**STATED PROBLEM**
The records underneath are to be repeated exactly, with the pictures left out.

**DATA EXCERPTS**
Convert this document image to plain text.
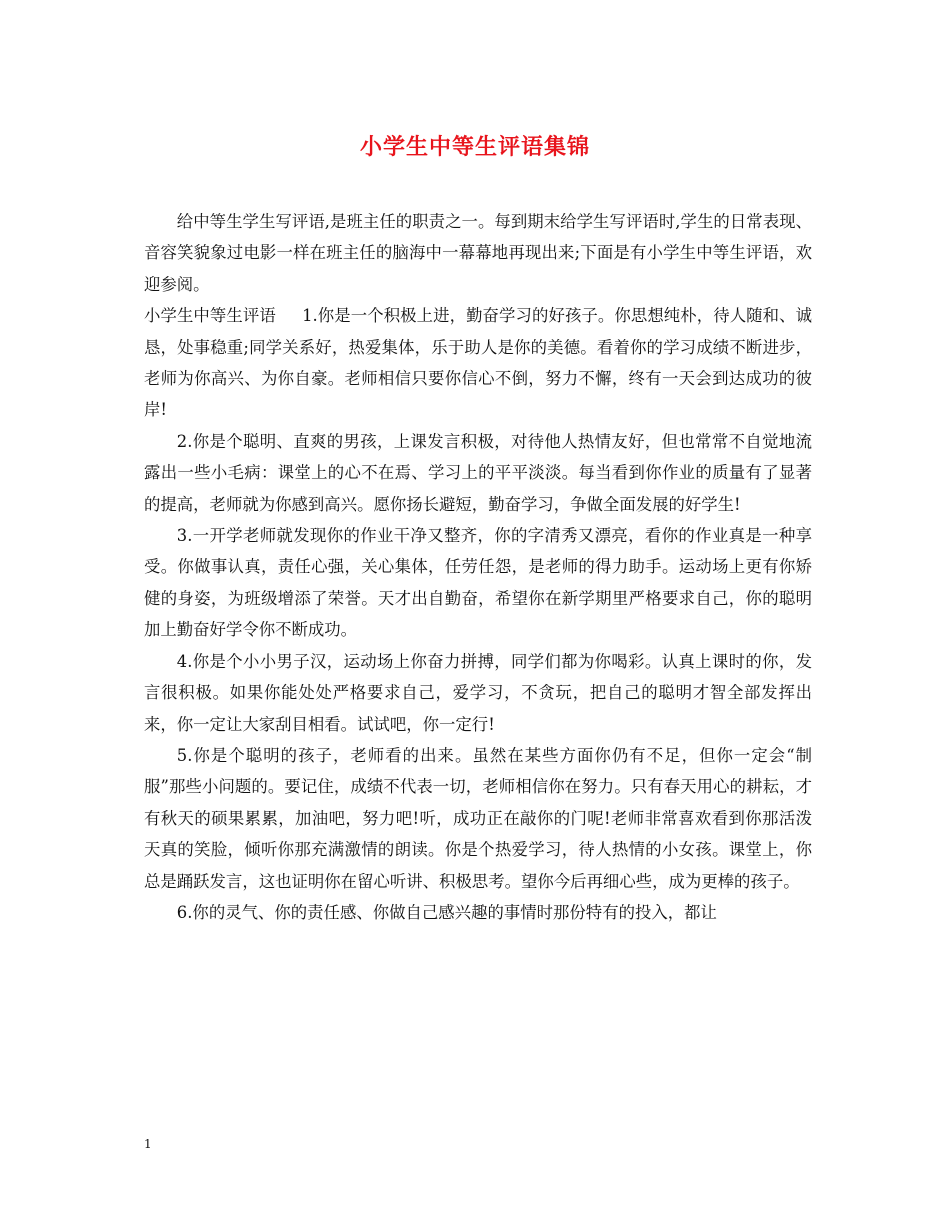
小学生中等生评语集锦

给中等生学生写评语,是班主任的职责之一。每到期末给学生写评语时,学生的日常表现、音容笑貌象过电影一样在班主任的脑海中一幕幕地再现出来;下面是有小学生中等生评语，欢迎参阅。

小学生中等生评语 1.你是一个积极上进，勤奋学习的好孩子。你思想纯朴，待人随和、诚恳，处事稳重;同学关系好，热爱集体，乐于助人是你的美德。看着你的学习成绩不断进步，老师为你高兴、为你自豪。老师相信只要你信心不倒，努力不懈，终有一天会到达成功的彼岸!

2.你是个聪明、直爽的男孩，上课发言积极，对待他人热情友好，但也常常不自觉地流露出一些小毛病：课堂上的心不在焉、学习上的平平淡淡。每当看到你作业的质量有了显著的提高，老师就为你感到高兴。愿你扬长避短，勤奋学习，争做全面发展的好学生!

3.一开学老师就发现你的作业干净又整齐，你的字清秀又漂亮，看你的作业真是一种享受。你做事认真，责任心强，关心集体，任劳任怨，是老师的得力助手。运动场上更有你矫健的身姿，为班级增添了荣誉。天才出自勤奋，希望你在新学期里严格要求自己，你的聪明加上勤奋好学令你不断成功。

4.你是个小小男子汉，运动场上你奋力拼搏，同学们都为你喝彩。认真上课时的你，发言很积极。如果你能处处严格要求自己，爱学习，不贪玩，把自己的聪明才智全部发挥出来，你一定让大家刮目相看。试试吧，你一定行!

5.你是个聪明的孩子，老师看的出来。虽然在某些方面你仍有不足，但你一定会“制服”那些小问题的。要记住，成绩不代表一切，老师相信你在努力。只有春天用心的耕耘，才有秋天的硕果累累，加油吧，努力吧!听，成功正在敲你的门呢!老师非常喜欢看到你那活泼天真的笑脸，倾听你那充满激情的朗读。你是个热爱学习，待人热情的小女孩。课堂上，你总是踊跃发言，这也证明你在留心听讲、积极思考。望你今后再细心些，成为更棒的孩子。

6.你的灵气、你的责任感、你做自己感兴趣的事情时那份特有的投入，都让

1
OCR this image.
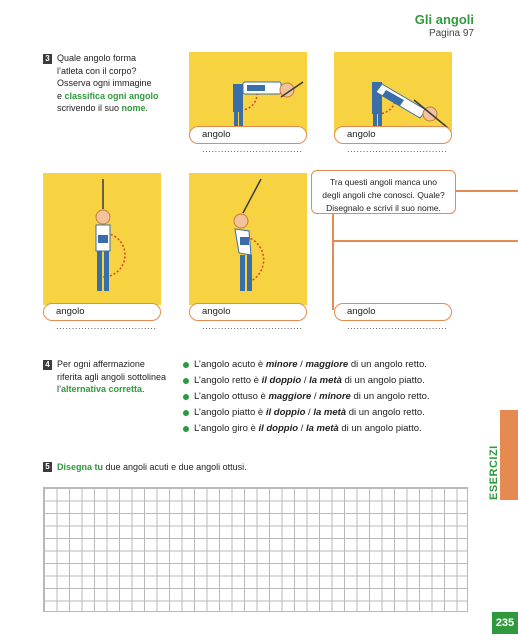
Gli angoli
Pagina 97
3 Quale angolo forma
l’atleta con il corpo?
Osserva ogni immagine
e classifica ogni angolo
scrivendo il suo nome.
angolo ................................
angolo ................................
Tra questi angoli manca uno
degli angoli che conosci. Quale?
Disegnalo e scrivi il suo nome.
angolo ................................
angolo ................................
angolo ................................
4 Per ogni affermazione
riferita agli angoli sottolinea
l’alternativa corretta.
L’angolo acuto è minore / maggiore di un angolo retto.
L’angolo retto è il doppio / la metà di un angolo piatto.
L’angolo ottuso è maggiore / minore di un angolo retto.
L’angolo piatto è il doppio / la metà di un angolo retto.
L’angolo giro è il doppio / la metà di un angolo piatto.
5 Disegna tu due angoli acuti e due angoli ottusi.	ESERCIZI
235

**RESULT OF THE TASK**
Convert this document image to plain text.
小学生中等生评语集锦

给中等生学生写评语,是班主任的职责之一。每到期末给学生写评语时,学生的日常表现、音容笑貌象过电影一样在班主任的脑海中一幕幕地再现出来;下面是有小学生中等生评语，欢迎参阅。

小学生中等生评语 1.你是一个积极上进，勤奋学习的好孩子。你思想纯朴，待人随和、诚恳，处事稳重;同学关系好，热爱集体，乐于助人是你的美德。看着你的学习成绩不断进步，老师为你高兴、为你自豪。老师相信只要你信心不倒，努力不懈，终有一天会到达成功的彼岸!

2.你是个聪明、直爽的男孩，上课发言积极，对待他人热情友好，但也常常不自觉地流露出一些小毛病：课堂上的心不在焉、学习上的平平淡淡。每当看到你作业的质量有了显著的提高，老师就为你感到高兴。愿你扬长避短，勤奋学习，争做全面发展的好学生!

3.一开学老师就发现你的作业干净又整齐，你的字清秀又漂亮，看你的作业真是一种享受。你做事认真，责任心强，关心集体，任劳任怨，是老师的得力助手。运动场上更有你矫健的身姿，为班级增添了荣誉。天才出自勤奋，希望你在新学期里严格要求自己，你的聪明加上勤奋好学令你不断成功。

4.你是个小小男子汉，运动场上你奋力拼搏，同学们都为你喝彩。认真上课时的你，发言很积极。如果你能处处严格要求自己，爱学习，不贪玩，把自己的聪明才智全部发挥出来，你一定让大家刮目相看。试试吧，你一定行!

5.你是个聪明的孩子，老师看的出来。虽然在某些方面你仍有不足，但你一定会“制服”那些小问题的。要记住，成绩不代表一切，老师相信你在努力。只有春天用心的耕耘，才有秋天的硕果累累，加油吧，努力吧!听，成功正在敲你的门呢!老师非常喜欢看到你那活泼天真的笑脸，倾听你那充满激情的朗读。你是个热爱学习，待人热情的小女孩。课堂上，你总是踊跃发言，这也证明你在留心听讲、积极思考。望你今后再细心些，成为更棒的孩子。

6.你的灵气、你的责任感、你做自己感兴趣的事情时那份特有的投入，都让

1
OCR this image.
Gli angoli
Pagina 97
3 Quale angolo forma
l’atleta con il corpo?
Osserva ogni immagine
e classifica ogni angolo
scrivendo il suo nome.
angolo ................................
angolo ................................
Tra questi angoli manca uno
degli angoli che conosci. Quale?
Disegnalo e scrivi il suo nome.
angolo ................................
angolo ................................
angolo ................................
4 Per ogni affermazione
riferita agli angoli sottolinea
l’alternativa corretta.
L’angolo acuto è minore / maggiore di un angolo retto.
L’angolo retto è il doppio / la metà di un angolo piatto.
L’angolo ottuso è maggiore / minore di un angolo retto.
L’angolo piatto è il doppio / la metà di un angolo retto.
L’angolo giro è il doppio / la metà di un angolo piatto.
5 Disegna tu due angoli acuti e due angoli ottusi.	ESERCIZI
235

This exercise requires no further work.